• _課題文_:
お時間をくださいますようお願いいたします

「お時間をくださいますようお願いいたします」は、「時間をくれるようお願いする」という意味です。 「お時間をくださいますよう」は、「時間」に尊敬を表す接頭辞「お」をつけて、「くれ」の尊敬語「ください」と丁寧語「ます」、婉曲表現の「よう」をつけています。 「くださいますよう〜」とすることで、断定を避けた柔らかい依頼表現になります。 「お願いいたします」は、「お願いする」の謙譲語+丁重語+丁寧語です。 「お」は謙譲語で、動作の対象を敬う接頭辞です。 「いたす」は丁重語、「ます」は丁寧語です。 「お願いいたします」の「いたす」も補助動詞なので「お願いいたします」と書くのが正しいです。

• _演習問題_:
次の1.〜3.の記述が上の課題文の内容と合っているかを、それぞれ「はい」か「いいえ」で答えよ。答えごとに、判断の決め手となる課題文の語句を一字も変えずに引用すること。
1. 「お時間をくださいますよう」の「よう」は婉曲表現である。
2. 「いたす」は丁寧語である。
3. 「お願いいたします」の「お」は尊敬を表す接頭辞である。

• _記録一覧_:

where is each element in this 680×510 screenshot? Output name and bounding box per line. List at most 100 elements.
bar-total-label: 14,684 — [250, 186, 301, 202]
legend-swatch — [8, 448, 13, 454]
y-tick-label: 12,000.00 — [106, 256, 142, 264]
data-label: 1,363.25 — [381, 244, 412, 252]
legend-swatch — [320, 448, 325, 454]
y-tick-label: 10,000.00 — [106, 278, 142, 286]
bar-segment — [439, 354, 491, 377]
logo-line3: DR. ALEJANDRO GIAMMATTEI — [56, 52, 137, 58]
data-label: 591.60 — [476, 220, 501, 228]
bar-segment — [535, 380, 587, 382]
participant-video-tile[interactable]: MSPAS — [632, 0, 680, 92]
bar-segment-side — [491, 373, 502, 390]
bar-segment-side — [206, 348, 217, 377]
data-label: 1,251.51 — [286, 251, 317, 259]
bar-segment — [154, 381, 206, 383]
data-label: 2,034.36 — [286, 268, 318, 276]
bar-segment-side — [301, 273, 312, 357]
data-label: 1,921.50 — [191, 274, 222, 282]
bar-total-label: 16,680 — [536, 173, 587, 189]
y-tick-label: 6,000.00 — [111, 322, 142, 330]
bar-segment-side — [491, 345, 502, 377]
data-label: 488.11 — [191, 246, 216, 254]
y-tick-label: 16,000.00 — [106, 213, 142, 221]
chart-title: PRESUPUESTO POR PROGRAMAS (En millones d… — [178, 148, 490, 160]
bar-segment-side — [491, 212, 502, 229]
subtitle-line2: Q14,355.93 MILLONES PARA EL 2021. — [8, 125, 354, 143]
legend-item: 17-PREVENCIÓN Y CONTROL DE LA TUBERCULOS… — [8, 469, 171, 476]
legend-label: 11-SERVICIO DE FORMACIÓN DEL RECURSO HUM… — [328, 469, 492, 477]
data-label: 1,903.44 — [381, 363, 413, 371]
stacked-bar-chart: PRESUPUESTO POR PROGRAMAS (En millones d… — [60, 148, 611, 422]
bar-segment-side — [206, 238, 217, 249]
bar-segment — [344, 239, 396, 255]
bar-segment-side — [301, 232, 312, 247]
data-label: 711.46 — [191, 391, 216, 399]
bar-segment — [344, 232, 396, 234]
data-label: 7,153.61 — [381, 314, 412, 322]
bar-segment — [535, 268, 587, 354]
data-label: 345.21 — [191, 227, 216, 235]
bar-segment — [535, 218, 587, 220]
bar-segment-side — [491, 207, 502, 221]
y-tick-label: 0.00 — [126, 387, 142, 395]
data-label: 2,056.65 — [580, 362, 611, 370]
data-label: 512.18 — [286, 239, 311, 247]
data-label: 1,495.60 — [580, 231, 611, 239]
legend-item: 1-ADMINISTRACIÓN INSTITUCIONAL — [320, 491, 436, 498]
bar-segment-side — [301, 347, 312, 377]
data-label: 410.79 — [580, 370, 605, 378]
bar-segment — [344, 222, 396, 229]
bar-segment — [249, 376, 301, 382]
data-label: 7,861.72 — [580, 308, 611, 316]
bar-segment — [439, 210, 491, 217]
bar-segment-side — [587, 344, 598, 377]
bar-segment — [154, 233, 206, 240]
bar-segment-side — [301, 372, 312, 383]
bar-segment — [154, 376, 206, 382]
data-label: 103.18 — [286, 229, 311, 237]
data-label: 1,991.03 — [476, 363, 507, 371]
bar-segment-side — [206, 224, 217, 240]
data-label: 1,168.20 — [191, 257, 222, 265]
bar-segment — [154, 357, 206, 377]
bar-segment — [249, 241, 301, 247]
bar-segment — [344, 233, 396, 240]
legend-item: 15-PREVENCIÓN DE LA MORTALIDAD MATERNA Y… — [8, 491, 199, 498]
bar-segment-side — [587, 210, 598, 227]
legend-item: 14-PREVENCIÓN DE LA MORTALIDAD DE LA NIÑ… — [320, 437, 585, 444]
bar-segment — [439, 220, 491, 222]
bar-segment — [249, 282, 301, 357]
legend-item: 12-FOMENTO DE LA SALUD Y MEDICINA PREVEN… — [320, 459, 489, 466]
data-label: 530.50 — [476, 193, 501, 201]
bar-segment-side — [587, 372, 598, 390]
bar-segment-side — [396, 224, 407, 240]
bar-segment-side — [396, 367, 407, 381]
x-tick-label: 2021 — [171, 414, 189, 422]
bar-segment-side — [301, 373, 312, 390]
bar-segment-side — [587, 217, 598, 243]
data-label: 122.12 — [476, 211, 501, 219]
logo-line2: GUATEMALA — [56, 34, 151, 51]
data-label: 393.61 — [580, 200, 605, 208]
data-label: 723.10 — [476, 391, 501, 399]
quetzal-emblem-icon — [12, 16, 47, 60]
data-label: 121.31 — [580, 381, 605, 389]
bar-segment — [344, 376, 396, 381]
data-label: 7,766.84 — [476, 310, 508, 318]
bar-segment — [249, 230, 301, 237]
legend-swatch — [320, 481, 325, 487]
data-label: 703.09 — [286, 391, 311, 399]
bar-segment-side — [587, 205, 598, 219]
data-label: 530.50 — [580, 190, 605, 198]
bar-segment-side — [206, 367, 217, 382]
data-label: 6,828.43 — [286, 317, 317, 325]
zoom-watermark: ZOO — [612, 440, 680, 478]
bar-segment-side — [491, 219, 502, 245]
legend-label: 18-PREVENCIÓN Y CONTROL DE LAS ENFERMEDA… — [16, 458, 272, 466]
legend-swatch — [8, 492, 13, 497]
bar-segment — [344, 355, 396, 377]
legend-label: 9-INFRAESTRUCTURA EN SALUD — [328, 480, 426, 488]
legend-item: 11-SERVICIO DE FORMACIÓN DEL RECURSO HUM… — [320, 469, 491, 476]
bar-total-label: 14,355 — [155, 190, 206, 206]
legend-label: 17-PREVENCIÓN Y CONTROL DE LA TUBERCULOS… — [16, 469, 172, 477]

• _解答例_:
1. はい。『婉曲表現の「よう」をつけています』
2. いいえ。『「いたす」は丁重語、「ます」は丁寧語です。』
3. いいえ。『「お」は謙譲語で、動作の対象を敬う接頭辞です。』